(Records from a data source)
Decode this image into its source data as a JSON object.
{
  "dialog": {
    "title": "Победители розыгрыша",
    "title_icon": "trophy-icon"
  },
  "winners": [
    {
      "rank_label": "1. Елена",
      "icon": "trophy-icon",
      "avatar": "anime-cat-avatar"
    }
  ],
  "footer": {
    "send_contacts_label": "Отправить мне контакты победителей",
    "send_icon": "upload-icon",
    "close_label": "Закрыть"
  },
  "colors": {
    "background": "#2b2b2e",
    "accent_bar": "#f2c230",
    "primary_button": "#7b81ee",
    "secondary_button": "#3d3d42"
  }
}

■ Work to be completed
Your task is to print all of the records exactly.

■ The reply
Decode this image into its source data as a JSON object.
{
  "dialog": {
    "title": "Победители розыгрыша",
    "title_icon": "trophy-icon"
  },
  "winners": [
    {
      "rank_label": "1. Елена",
      "icon": "trophy-icon",
      "avatar": "anime-cat-avatar"
    }
  ],
  "footer": {
    "send_contacts_label": "Отправить мне контакты победителей",
    "send_icon": "upload-icon",
    "close_label": "Закрыть"
  },
  "colors": {
    "background": "#2b2b2e",
    "accent_bar": "#f2c230",
    "primary_button": "#7b81ee",
    "secondary_button": "#3d3d42"
  }
}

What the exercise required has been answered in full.